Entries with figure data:
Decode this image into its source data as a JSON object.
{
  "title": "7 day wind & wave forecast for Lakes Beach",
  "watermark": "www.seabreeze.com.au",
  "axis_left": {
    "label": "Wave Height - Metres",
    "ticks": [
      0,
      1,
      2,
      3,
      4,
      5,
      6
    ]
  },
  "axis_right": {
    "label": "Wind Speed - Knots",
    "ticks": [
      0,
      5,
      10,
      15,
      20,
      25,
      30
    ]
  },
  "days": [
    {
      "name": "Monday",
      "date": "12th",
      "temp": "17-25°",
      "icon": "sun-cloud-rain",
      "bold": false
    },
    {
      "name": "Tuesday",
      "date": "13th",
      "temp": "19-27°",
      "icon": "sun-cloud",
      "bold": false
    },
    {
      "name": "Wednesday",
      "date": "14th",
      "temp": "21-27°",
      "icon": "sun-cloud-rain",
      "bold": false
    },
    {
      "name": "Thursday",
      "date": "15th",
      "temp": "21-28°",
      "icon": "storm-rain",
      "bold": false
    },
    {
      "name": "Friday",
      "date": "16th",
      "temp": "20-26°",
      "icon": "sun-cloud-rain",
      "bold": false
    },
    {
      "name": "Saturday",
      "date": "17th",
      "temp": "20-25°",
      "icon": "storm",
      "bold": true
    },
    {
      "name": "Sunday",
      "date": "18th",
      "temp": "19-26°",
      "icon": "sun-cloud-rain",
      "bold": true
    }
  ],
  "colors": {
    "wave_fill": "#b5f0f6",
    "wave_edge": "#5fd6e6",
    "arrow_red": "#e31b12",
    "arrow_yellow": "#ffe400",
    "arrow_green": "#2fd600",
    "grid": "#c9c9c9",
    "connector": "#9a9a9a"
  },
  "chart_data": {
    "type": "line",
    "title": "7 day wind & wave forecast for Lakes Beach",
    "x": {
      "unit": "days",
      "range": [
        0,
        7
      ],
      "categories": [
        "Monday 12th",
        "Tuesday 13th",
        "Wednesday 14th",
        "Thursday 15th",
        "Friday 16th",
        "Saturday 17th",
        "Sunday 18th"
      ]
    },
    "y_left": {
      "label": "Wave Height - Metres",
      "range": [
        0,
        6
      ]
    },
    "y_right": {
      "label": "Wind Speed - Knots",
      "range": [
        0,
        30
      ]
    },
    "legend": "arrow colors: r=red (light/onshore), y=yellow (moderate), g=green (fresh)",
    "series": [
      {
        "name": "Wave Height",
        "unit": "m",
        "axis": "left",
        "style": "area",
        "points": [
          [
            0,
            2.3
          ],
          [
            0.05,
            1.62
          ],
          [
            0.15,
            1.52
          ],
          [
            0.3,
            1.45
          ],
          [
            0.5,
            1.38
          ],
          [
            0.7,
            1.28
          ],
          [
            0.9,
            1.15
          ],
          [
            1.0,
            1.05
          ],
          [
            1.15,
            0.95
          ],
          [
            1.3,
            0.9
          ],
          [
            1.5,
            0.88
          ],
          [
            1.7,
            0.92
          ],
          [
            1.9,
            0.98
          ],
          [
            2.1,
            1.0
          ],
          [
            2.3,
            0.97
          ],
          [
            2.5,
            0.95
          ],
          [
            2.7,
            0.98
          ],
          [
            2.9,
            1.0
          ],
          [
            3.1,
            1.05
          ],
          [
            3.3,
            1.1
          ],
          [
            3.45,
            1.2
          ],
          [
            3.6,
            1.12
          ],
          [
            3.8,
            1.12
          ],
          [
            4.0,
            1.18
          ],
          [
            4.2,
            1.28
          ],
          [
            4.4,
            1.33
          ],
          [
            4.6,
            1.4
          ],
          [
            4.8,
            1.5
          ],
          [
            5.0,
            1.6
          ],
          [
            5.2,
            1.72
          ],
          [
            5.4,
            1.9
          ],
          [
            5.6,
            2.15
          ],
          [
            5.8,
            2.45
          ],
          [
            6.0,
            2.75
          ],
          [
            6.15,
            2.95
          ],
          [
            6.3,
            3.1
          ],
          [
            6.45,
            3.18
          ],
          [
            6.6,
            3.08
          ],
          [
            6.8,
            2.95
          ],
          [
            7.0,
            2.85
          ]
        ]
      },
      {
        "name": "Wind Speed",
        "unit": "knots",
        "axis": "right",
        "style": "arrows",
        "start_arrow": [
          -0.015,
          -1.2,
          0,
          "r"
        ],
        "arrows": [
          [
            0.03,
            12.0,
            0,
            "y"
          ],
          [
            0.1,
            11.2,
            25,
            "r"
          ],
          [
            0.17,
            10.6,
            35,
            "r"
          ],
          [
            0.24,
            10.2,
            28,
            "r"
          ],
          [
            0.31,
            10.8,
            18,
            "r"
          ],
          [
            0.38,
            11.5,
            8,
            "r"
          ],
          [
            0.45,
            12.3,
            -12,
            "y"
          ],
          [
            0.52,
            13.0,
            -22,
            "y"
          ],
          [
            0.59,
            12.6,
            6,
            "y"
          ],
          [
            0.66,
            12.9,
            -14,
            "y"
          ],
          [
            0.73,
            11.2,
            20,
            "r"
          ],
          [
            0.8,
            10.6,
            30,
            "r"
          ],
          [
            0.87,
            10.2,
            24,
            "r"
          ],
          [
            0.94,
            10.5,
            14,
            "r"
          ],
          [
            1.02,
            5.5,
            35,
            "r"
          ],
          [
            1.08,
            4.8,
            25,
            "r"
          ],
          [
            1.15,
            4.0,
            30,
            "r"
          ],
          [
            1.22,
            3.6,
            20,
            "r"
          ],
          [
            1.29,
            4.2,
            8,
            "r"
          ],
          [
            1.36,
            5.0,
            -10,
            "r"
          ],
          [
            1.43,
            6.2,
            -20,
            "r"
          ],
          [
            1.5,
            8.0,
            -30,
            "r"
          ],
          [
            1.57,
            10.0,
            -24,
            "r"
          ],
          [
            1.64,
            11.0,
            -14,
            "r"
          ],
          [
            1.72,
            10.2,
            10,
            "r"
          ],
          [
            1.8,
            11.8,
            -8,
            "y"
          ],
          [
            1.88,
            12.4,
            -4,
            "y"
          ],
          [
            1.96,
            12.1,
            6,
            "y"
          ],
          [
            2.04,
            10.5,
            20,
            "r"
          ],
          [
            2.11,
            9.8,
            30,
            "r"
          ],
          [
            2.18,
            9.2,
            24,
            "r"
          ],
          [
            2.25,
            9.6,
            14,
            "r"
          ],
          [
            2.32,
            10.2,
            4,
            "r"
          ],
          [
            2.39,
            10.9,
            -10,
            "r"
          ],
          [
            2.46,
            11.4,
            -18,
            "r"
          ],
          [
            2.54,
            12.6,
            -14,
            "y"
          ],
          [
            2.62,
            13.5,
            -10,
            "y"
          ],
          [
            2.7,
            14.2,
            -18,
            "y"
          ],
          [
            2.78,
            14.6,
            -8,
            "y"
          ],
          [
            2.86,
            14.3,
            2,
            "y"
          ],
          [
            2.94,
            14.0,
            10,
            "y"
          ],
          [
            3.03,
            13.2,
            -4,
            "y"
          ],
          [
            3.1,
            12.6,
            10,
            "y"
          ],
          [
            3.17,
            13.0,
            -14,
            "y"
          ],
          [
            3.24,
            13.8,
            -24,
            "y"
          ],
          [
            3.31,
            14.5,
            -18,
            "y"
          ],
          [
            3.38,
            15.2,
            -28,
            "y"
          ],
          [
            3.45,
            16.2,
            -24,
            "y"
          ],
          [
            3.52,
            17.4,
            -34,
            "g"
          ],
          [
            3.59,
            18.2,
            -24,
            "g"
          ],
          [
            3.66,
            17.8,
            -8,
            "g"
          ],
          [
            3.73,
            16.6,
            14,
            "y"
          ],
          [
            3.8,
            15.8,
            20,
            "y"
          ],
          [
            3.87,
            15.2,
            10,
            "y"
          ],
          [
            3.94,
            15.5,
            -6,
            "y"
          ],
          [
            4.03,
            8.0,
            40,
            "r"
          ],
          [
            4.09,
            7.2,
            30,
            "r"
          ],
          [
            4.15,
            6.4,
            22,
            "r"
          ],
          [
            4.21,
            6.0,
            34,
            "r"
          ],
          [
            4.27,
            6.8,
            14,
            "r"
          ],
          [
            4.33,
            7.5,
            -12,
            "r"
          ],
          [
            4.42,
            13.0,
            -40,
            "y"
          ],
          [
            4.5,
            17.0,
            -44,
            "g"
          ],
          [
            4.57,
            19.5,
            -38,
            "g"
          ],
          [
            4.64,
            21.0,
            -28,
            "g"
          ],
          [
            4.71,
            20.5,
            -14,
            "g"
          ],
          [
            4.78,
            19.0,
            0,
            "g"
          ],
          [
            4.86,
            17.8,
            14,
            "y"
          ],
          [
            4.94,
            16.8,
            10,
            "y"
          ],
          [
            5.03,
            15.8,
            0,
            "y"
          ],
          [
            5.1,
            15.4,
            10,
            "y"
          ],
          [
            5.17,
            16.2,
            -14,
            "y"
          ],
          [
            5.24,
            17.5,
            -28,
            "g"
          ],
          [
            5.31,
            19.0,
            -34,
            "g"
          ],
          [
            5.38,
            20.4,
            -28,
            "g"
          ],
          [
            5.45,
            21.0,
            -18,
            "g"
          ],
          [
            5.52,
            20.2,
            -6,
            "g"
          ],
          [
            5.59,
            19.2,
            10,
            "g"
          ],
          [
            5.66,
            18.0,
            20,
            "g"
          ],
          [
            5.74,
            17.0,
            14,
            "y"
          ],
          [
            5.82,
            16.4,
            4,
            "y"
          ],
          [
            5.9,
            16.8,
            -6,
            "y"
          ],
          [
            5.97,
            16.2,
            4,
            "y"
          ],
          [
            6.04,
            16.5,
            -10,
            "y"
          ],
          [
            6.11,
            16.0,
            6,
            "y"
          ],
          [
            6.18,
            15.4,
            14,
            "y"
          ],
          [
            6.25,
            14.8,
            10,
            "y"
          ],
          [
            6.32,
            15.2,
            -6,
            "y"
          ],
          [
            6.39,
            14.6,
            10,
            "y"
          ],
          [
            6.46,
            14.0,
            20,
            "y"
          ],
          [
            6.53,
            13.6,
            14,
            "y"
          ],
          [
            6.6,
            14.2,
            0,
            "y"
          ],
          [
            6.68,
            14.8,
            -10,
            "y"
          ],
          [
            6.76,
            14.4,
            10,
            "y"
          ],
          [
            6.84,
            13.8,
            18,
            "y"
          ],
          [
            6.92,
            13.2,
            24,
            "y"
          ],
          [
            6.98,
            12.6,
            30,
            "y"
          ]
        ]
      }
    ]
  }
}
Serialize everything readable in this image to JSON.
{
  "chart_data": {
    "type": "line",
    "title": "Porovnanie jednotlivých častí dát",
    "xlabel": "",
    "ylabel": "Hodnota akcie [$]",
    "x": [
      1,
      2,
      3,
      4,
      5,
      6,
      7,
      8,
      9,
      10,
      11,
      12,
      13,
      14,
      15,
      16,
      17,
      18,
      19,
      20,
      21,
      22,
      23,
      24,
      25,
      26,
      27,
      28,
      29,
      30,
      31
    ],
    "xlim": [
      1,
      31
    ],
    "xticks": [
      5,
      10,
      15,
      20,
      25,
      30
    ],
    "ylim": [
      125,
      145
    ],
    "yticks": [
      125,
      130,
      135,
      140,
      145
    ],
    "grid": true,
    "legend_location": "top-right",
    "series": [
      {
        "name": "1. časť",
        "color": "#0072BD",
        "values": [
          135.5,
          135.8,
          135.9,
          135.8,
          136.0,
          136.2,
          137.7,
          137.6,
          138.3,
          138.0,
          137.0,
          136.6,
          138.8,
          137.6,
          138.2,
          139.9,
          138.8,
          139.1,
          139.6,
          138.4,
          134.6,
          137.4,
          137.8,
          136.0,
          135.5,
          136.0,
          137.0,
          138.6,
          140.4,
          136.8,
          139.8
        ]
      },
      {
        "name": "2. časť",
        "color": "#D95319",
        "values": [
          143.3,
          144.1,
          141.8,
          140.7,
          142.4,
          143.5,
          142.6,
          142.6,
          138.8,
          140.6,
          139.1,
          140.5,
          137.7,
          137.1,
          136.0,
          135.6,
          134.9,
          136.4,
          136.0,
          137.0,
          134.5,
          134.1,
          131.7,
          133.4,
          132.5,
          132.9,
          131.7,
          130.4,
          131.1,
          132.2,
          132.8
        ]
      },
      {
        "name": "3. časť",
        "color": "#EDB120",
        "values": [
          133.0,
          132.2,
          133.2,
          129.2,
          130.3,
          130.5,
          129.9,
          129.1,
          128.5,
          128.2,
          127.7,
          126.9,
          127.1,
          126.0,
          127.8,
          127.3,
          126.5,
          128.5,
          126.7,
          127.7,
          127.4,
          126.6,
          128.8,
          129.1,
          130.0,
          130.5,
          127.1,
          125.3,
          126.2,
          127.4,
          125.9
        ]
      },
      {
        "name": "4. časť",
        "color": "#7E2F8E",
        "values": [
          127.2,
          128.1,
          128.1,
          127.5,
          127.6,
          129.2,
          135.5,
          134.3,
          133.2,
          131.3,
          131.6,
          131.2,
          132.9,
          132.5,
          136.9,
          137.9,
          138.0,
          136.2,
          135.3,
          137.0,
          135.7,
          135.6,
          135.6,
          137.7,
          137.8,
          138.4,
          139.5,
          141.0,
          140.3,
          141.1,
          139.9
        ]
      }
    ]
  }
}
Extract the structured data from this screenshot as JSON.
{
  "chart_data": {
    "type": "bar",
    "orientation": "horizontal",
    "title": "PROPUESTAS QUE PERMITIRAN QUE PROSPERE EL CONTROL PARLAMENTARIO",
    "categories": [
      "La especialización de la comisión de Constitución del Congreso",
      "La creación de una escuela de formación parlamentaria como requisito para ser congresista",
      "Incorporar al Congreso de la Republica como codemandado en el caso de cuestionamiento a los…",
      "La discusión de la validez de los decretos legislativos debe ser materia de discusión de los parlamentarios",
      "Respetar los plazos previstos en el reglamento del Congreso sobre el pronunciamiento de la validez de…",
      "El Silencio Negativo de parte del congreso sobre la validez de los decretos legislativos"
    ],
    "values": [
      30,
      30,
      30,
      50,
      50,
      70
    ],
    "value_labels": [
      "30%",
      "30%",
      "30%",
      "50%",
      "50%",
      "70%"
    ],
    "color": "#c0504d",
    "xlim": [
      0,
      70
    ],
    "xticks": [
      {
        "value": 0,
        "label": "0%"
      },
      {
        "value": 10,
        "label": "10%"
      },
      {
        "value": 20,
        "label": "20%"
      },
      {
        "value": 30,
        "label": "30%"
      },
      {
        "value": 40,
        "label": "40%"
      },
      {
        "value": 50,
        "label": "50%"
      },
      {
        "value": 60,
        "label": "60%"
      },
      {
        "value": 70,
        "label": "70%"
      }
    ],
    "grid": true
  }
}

TASK: Quote the line that contains "Extract the structured" and each line after it through the end of the data, exactly, leaving out everything else.

WORKED ANSWER:
Extract the structured data from this screenshot as JSON.
{
  "chart_data": {
    "type": "bar",
    "orientation": "horizontal",
    "title": "PROPUESTAS QUE PERMITIRAN QUE PROSPERE EL CONTROL PARLAMENTARIO",
    "categories": [
      "La especialización de la comisión de Constitución del Congreso",
      "La creación de una escuela de formación parlamentaria como requisito para ser congresista",
      "Incorporar al Congreso de la Republica como codemandado en el caso de cuestionamiento a los…",
      "La discusión de la validez de los decretos legislativos debe ser materia de discusión de los parlamentarios",
      "Respetar los plazos previstos en el reglamento del Congreso sobre el pronunciamiento de la validez de…",
      "El Silencio Negativo de parte del congreso sobre la validez de los decretos legislativos"
    ],
    "values": [
      30,
      30,
      30,
      50,
      50,
      70
    ],
    "value_labels": [
      "30%",
      "30%",
      "30%",
      "50%",
      "50%",
      "70%"
    ],
    "color": "#c0504d",
    "xlim": [
      0,
      70
    ],
    "xticks": [
      {
        "value": 0,
        "label": "0%"
      },
      {
        "value": 10,
        "label": "10%"
      },
      {
        "value": 20,
        "label": "20%"
      },
      {
        "value": 30,
        "label": "30%"
      },
      {
        "value": 40,
        "label": "40%"
      },
      {
        "value": 50,
        "label": "50%"
      },
      {
        "value": 60,
        "label": "60%"
      },
      {
        "value": 70,
        "label": "70%"
      }
    ],
    "grid": true
  }
}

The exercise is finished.